• [Given exercise]
Set down the data below without change, skipping the pictures it holds.

• [Data in this exercise]

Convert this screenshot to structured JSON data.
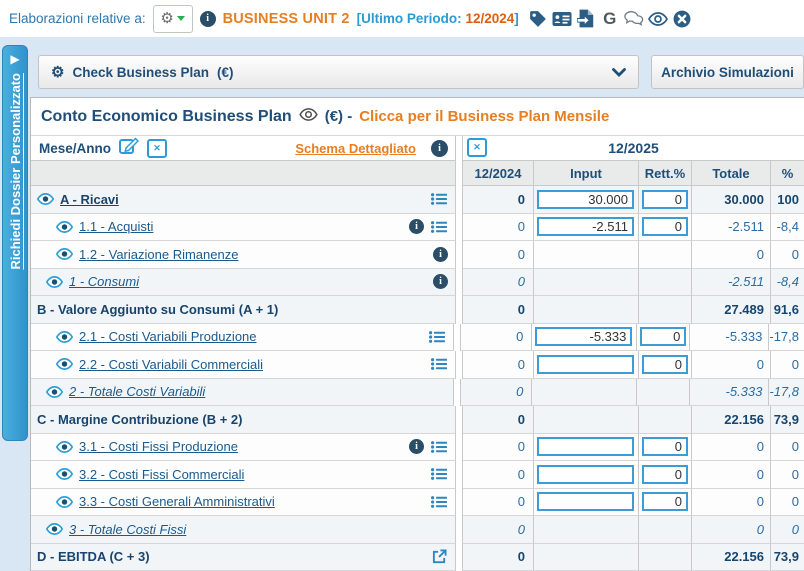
{
  "topbar": {
    "label": "Elaborazioni relative a:",
    "business_unit": "BUSINESS UNIT 2",
    "period_prefix": "[Ultimo Periodo:",
    "period": "12/2024",
    "period_suffix": "]",
    "google_letter": "G"
  },
  "sidebar": {
    "tab_label": "Richiedi Dossier Personalizzato"
  },
  "toolbar": {
    "plan_selector_label": "Check Business Plan",
    "plan_selector_currency": "(€)",
    "archive_button": "Archivio Simulazioni"
  },
  "panel": {
    "title": "Conto Economico Business Plan",
    "currency_suffix": "(€) -",
    "monthly_link": "Clicca per il Business Plan Mensile"
  },
  "table": {
    "corner_header": "Mese/Anno",
    "schema_link": "Schema Dettagliato",
    "period_header": "12/2025",
    "columns": [
      "12/2024",
      "Input",
      "Rett.%",
      "Totale",
      "%"
    ],
    "rows": [
      {
        "label": "A - Ricavi",
        "style": "alink",
        "indent": 0,
        "eye": true,
        "list": true,
        "prev": "0",
        "input": "30.000",
        "rett": "0",
        "totale": "30.000",
        "pct": "100"
      },
      {
        "label": "1.1 - Acquisti",
        "style": "det",
        "indent": 2,
        "eye": true,
        "info": true,
        "list": true,
        "prev": "0",
        "input": "-2.511",
        "rett": "0",
        "totale": "-2.511",
        "pct": "-8,4"
      },
      {
        "label": "1.2 - Variazione Rimanenze",
        "style": "det",
        "indent": 2,
        "eye": true,
        "info": true,
        "prev": "0",
        "totale": "0",
        "pct": "0"
      },
      {
        "label": "1 - Consumi",
        "style": "tot",
        "indent": 1,
        "eye": true,
        "info": true,
        "prev": "0",
        "totale": "-2.511",
        "pct": "-8,4"
      },
      {
        "label": "B - Valore Aggiunto su Consumi (A + 1)",
        "style": "sec",
        "indent": 0,
        "prev": "0",
        "totale": "27.489",
        "pct": "91,6"
      },
      {
        "label": "2.1 - Costi Variabili Produzione",
        "style": "det",
        "indent": 2,
        "eye": true,
        "list": true,
        "prev": "0",
        "input": "-5.333",
        "rett": "0",
        "totale": "-5.333",
        "pct": "-17,8"
      },
      {
        "label": "2.2 - Costi Variabili Commerciali",
        "style": "det",
        "indent": 2,
        "eye": true,
        "list": true,
        "prev": "0",
        "input": "",
        "rett": "0",
        "totale": "0",
        "pct": "0"
      },
      {
        "label": "2 - Totale Costi Variabili",
        "style": "tot",
        "indent": 1,
        "eye": true,
        "prev": "0",
        "totale": "-5.333",
        "pct": "-17,8"
      },
      {
        "label": "C - Margine Contribuzione (B + 2)",
        "style": "sec",
        "indent": 0,
        "prev": "0",
        "totale": "22.156",
        "pct": "73,9"
      },
      {
        "label": "3.1 - Costi Fissi Produzione",
        "style": "det",
        "indent": 2,
        "eye": true,
        "info": true,
        "list": true,
        "prev": "0",
        "input": "",
        "rett": "0",
        "totale": "0",
        "pct": "0"
      },
      {
        "label": "3.2 - Costi Fissi Commerciali",
        "style": "det",
        "indent": 2,
        "eye": true,
        "list": true,
        "prev": "0",
        "input": "",
        "rett": "0",
        "totale": "0",
        "pct": "0"
      },
      {
        "label": "3.3 - Costi Generali Amministrativi",
        "style": "det",
        "indent": 2,
        "eye": true,
        "list": true,
        "prev": "0",
        "input": "",
        "rett": "0",
        "totale": "0",
        "pct": "0"
      },
      {
        "label": "3 - Totale Costi Fissi",
        "style": "tot",
        "indent": 1,
        "eye": true,
        "prev": "0",
        "totale": "0",
        "pct": "0"
      },
      {
        "label": "D - EBITDA (C + 3)",
        "style": "sec",
        "indent": 0,
        "ext": true,
        "prev": "0",
        "totale": "22.156",
        "pct": "73,9"
      }
    ]
  },
  "colors": {
    "dark_blue": "#1f4e79",
    "link_blue": "#1b5a8d",
    "value_blue": "#2b6ca3",
    "orange": "#e67e22",
    "period_orange": "#e05d0d",
    "tab_blue": "#3da2d9",
    "icon_blue": "#2e9bd6",
    "icon_navy": "#2c5d84",
    "input_border": "#3d9bd5",
    "light_blue_bg": "#d9e6f3"
  }
}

• [Exercise solution]
Convert this screenshot to structured JSON data.
{
  "topbar": {
    "label": "Elaborazioni relative a:",
    "business_unit": "BUSINESS UNIT 2",
    "period_prefix": "[Ultimo Periodo:",
    "period": "12/2024",
    "period_suffix": "]",
    "google_letter": "G"
  },
  "sidebar": {
    "tab_label": "Richiedi Dossier Personalizzato"
  },
  "toolbar": {
    "plan_selector_label": "Check Business Plan",
    "plan_selector_currency": "(€)",
    "archive_button": "Archivio Simulazioni"
  },
  "panel": {
    "title": "Conto Economico Business Plan",
    "currency_suffix": "(€) -",
    "monthly_link": "Clicca per il Business Plan Mensile"
  },
  "table": {
    "corner_header": "Mese/Anno",
    "schema_link": "Schema Dettagliato",
    "period_header": "12/2025",
    "columns": [
      "12/2024",
      "Input",
      "Rett.%",
      "Totale",
      "%"
    ],
    "rows": [
      {
        "label": "A - Ricavi",
        "style": "alink",
        "indent": 0,
        "eye": true,
        "list": true,
        "prev": "0",
        "input": "30.000",
        "rett": "0",
        "totale": "30.000",
        "pct": "100"
      },
      {
        "label": "1.1 - Acquisti",
        "style": "det",
        "indent": 2,
        "eye": true,
        "info": true,
        "list": true,
        "prev": "0",
        "input": "-2.511",
        "rett": "0",
        "totale": "-2.511",
        "pct": "-8,4"
      },
      {
        "label": "1.2 - Variazione Rimanenze",
        "style": "det",
        "indent": 2,
        "eye": true,
        "info": true,
        "prev": "0",
        "totale": "0",
        "pct": "0"
      },
      {
        "label": "1 - Consumi",
        "style": "tot",
        "indent": 1,
        "eye": true,
        "info": true,
        "prev": "0",
        "totale": "-2.511",
        "pct": "-8,4"
      },
      {
        "label": "B - Valore Aggiunto su Consumi (A + 1)",
        "style": "sec",
        "indent": 0,
        "prev": "0",
        "totale": "27.489",
        "pct": "91,6"
      },
      {
        "label": "2.1 - Costi Variabili Produzione",
        "style": "det",
        "indent": 2,
        "eye": true,
        "list": true,
        "prev": "0",
        "input": "-5.333",
        "rett": "0",
        "totale": "-5.333",
        "pct": "-17,8"
      },
      {
        "label": "2.2 - Costi Variabili Commerciali",
        "style": "det",
        "indent": 2,
        "eye": true,
        "list": true,
        "prev": "0",
        "input": "",
        "rett": "0",
        "totale": "0",
        "pct": "0"
      },
      {
        "label": "2 - Totale Costi Variabili",
        "style": "tot",
        "indent": 1,
        "eye": true,
        "prev": "0",
        "totale": "-5.333",
        "pct": "-17,8"
      },
      {
        "label": "C - Margine Contribuzione (B + 2)",
        "style": "sec",
        "indent": 0,
        "prev": "0",
        "totale": "22.156",
        "pct": "73,9"
      },
      {
        "label": "3.1 - Costi Fissi Produzione",
        "style": "det",
        "indent": 2,
        "eye": true,
        "info": true,
        "list": true,
        "prev": "0",
        "input": "",
        "rett": "0",
        "totale": "0",
        "pct": "0"
      },
      {
        "label": "3.2 - Costi Fissi Commerciali",
        "style": "det",
        "indent": 2,
        "eye": true,
        "list": true,
        "prev": "0",
        "input": "",
        "rett": "0",
        "totale": "0",
        "pct": "0"
      },
      {
        "label": "3.3 - Costi Generali Amministrativi",
        "style": "det",
        "indent": 2,
        "eye": true,
        "list": true,
        "prev": "0",
        "input": "",
        "rett": "0",
        "totale": "0",
        "pct": "0"
      },
      {
        "label": "3 - Totale Costi Fissi",
        "style": "tot",
        "indent": 1,
        "eye": true,
        "prev": "0",
        "totale": "0",
        "pct": "0"
      },
      {
        "label": "D - EBITDA (C + 3)",
        "style": "sec",
        "indent": 0,
        "ext": true,
        "prev": "0",
        "totale": "22.156",
        "pct": "73,9"
      }
    ]
  },
  "colors": {
    "dark_blue": "#1f4e79",
    "link_blue": "#1b5a8d",
    "value_blue": "#2b6ca3",
    "orange": "#e67e22",
    "period_orange": "#e05d0d",
    "tab_blue": "#3da2d9",
    "icon_blue": "#2e9bd6",
    "icon_navy": "#2c5d84",
    "input_border": "#3d9bd5",
    "light_blue_bg": "#d9e6f3"
  }
}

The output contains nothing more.